[Stored items from a collection]

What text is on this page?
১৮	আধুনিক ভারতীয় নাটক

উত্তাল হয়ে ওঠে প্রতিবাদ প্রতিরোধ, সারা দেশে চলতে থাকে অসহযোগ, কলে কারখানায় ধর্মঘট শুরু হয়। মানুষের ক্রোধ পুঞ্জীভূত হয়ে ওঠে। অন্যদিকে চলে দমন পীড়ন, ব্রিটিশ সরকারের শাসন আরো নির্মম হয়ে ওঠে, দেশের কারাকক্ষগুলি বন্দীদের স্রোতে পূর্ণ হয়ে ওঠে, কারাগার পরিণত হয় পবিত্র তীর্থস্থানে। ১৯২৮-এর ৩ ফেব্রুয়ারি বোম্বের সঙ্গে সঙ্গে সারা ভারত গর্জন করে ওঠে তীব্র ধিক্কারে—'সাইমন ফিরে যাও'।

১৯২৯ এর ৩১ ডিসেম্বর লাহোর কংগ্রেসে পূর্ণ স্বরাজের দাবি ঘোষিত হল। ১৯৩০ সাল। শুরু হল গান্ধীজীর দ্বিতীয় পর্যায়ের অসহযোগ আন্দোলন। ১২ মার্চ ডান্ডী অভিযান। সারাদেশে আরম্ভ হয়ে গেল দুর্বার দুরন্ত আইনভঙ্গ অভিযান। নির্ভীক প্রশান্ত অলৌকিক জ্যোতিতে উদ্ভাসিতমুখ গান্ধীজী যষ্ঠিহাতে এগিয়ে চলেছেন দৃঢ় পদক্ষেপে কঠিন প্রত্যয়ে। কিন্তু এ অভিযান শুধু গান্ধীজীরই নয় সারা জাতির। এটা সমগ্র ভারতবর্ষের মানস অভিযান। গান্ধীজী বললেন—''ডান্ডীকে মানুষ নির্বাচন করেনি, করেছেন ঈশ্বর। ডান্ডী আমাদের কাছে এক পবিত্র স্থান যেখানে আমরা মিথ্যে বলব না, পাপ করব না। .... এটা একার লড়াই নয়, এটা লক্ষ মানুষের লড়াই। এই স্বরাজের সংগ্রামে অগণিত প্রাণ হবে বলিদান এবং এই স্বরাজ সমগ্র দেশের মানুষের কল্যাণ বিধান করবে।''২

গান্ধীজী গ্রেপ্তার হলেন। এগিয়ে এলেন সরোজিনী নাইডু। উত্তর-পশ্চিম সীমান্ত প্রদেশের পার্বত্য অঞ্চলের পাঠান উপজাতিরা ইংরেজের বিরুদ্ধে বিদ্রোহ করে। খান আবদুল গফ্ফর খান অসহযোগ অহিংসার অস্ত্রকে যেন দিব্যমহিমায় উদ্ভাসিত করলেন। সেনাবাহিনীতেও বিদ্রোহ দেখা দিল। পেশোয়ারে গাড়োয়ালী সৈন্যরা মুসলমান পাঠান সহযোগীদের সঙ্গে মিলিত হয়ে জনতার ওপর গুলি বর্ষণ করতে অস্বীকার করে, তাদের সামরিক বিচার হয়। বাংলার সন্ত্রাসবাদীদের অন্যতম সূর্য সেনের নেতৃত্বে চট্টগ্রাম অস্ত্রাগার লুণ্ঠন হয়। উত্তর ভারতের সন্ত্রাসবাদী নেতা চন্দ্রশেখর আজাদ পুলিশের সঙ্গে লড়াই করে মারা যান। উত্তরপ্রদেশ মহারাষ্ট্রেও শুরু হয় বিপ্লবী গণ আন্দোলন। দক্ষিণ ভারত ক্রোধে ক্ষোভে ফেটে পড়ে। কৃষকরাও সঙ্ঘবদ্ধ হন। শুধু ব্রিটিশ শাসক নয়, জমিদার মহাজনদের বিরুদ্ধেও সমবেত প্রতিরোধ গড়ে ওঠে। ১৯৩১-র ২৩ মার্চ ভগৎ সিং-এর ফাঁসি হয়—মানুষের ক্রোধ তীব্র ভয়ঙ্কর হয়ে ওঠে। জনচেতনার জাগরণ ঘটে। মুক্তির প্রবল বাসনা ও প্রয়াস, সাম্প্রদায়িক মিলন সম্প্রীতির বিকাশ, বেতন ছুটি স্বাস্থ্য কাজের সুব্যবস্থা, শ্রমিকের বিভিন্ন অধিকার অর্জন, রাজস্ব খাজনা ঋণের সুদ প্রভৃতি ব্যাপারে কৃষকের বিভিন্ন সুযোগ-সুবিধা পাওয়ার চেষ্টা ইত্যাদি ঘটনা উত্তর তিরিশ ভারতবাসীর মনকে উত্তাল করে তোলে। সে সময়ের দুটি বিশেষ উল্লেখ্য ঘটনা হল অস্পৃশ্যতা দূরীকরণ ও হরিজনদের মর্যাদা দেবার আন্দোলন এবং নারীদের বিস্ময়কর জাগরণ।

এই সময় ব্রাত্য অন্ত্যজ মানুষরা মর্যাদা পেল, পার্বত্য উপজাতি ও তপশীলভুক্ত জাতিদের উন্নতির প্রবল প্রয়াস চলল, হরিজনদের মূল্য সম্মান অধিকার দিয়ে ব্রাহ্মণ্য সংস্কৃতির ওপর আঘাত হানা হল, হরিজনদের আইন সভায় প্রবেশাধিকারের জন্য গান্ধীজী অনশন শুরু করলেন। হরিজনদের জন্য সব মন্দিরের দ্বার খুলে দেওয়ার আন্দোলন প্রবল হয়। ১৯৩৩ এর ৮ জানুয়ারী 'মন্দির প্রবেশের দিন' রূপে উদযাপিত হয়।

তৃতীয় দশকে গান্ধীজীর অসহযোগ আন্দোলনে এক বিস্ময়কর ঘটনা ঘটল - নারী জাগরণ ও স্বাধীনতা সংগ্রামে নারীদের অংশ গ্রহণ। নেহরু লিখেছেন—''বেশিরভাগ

#### THE TASK:
Each line of the material above must be retyped precisely.

#### ANSWER FOR THIS EXERCISE:
What text is on this page?
১৮	আধুনিক ভারতীয় নাটক

উত্তাল হয়ে ওঠে প্রতিবাদ প্রতিরোধ, সারা দেশে চলতে থাকে অসহযোগ, কলে কারখানায় ধর্মঘট শুরু হয়। মানুষের ক্রোধ পুঞ্জীভূত হয়ে ওঠে। অন্যদিকে চলে দমন পীড়ন, ব্রিটিশ সরকারের শাসন আরো নির্মম হয়ে ওঠে, দেশের কারাকক্ষগুলি বন্দীদের স্রোতে পূর্ণ হয়ে ওঠে, কারাগার পরিণত হয় পবিত্র তীর্থস্থানে। ১৯২৮-এর ৩ ফেব্রুয়ারি বোম্বের সঙ্গে সঙ্গে সারা ভারত গর্জন করে ওঠে তীব্র ধিক্কারে—'সাইমন ফিরে যাও'।

১৯২৯ এর ৩১ ডিসেম্বর লাহোর কংগ্রেসে পূর্ণ স্বরাজের দাবি ঘোষিত হল। ১৯৩০ সাল। শুরু হল গান্ধীজীর দ্বিতীয় পর্যায়ের অসহযোগ আন্দোলন। ১২ মার্চ ডান্ডী অভিযান। সারাদেশে আরম্ভ হয়ে গেল দুর্বার দুরন্ত আইনভঙ্গ অভিযান। নির্ভীক প্রশান্ত অলৌকিক জ্যোতিতে উদ্ভাসিতমুখ গান্ধীজী যষ্ঠিহাতে এগিয়ে চলেছেন দৃঢ় পদক্ষেপে কঠিন প্রত্যয়ে। কিন্তু এ অভিযান শুধু গান্ধীজীরই নয় সারা জাতির। এটা সমগ্র ভারতবর্ষের মানস অভিযান। গান্ধীজী বললেন—''ডান্ডীকে মানুষ নির্বাচন করেনি, করেছেন ঈশ্বর। ডান্ডী আমাদের কাছে এক পবিত্র স্থান যেখানে আমরা মিথ্যে বলব না, পাপ করব না। .... এটা একার লড়াই নয়, এটা লক্ষ মানুষের লড়াই। এই স্বরাজের সংগ্রামে অগণিত প্রাণ হবে বলিদান এবং এই স্বরাজ সমগ্র দেশের মানুষের কল্যাণ বিধান করবে।''২

গান্ধীজী গ্রেপ্তার হলেন। এগিয়ে এলেন সরোজিনী নাইডু। উত্তর-পশ্চিম সীমান্ত প্রদেশের পার্বত্য অঞ্চলের পাঠান উপজাতিরা ইংরেজের বিরুদ্ধে বিদ্রোহ করে। খান আবদুল গফ্ফর খান অসহযোগ অহিংসার অস্ত্রকে যেন দিব্যমহিমায় উদ্ভাসিত করলেন। সেনাবাহিনীতেও বিদ্রোহ দেখা দিল। পেশোয়ারে গাড়োয়ালী সৈন্যরা মুসলমান পাঠান সহযোগীদের সঙ্গে মিলিত হয়ে জনতার ওপর গুলি বর্ষণ করতে অস্বীকার করে, তাদের সামরিক বিচার হয়। বাংলার সন্ত্রাসবাদীদের অন্যতম সূর্য সেনের নেতৃত্বে চট্টগ্রাম অস্ত্রাগার লুণ্ঠন হয়। উত্তর ভারতের সন্ত্রাসবাদী নেতা চন্দ্রশেখর আজাদ পুলিশের সঙ্গে লড়াই করে মারা যান। উত্তরপ্রদেশ মহারাষ্ট্রেও শুরু হয় বিপ্লবী গণ আন্দোলন। দক্ষিণ ভারত ক্রোধে ক্ষোভে ফেটে পড়ে। কৃষকরাও সঙ্ঘবদ্ধ হন। শুধু ব্রিটিশ শাসক নয়, জমিদার মহাজনদের বিরুদ্ধেও সমবেত প্রতিরোধ গড়ে ওঠে। ১৯৩১-র ২৩ মার্চ ভগৎ সিং-এর ফাঁসি হয়—মানুষের ক্রোধ তীব্র ভয়ঙ্কর হয়ে ওঠে। জনচেতনার জাগরণ ঘটে। মুক্তির প্রবল বাসনা ও প্রয়াস, সাম্প্রদায়িক মিলন সম্প্রীতির বিকাশ, বেতন ছুটি স্বাস্থ্য কাজের সুব্যবস্থা, শ্রমিকের বিভিন্ন অধিকার অর্জন, রাজস্ব খাজনা ঋণের সুদ প্রভৃতি ব্যাপারে কৃষকের বিভিন্ন সুযোগ-সুবিধা পাওয়ার চেষ্টা ইত্যাদি ঘটনা উত্তর তিরিশ ভারতবাসীর মনকে উত্তাল করে তোলে। সে সময়ের দুটি বিশেষ উল্লেখ্য ঘটনা হল অস্পৃশ্যতা দূরীকরণ ও হরিজনদের মর্যাদা দেবার আন্দোলন এবং নারীদের বিস্ময়কর জাগরণ।

এই সময় ব্রাত্য অন্ত্যজ মানুষরা মর্যাদা পেল, পার্বত্য উপজাতি ও তপশীলভুক্ত জাতিদের উন্নতির প্রবল প্রয়াস চলল, হরিজনদের মূল্য সম্মান অধিকার দিয়ে ব্রাহ্মণ্য সংস্কৃতির ওপর আঘাত হানা হল, হরিজনদের আইন সভায় প্রবেশাধিকারের জন্য গান্ধীজী অনশন শুরু করলেন। হরিজনদের জন্য সব মন্দিরের দ্বার খুলে দেওয়ার আন্দোলন প্রবল হয়। ১৯৩৩ এর ৮ জানুয়ারী 'মন্দির প্রবেশের দিন' রূপে উদযাপিত হয়।

তৃতীয় দশকে গান্ধীজীর অসহযোগ আন্দোলনে এক বিস্ময়কর ঘটনা ঘটল - নারী জাগরণ ও স্বাধীনতা সংগ্রামে নারীদের অংশ গ্রহণ। নেহরু লিখেছেন—''বেশিরভাগ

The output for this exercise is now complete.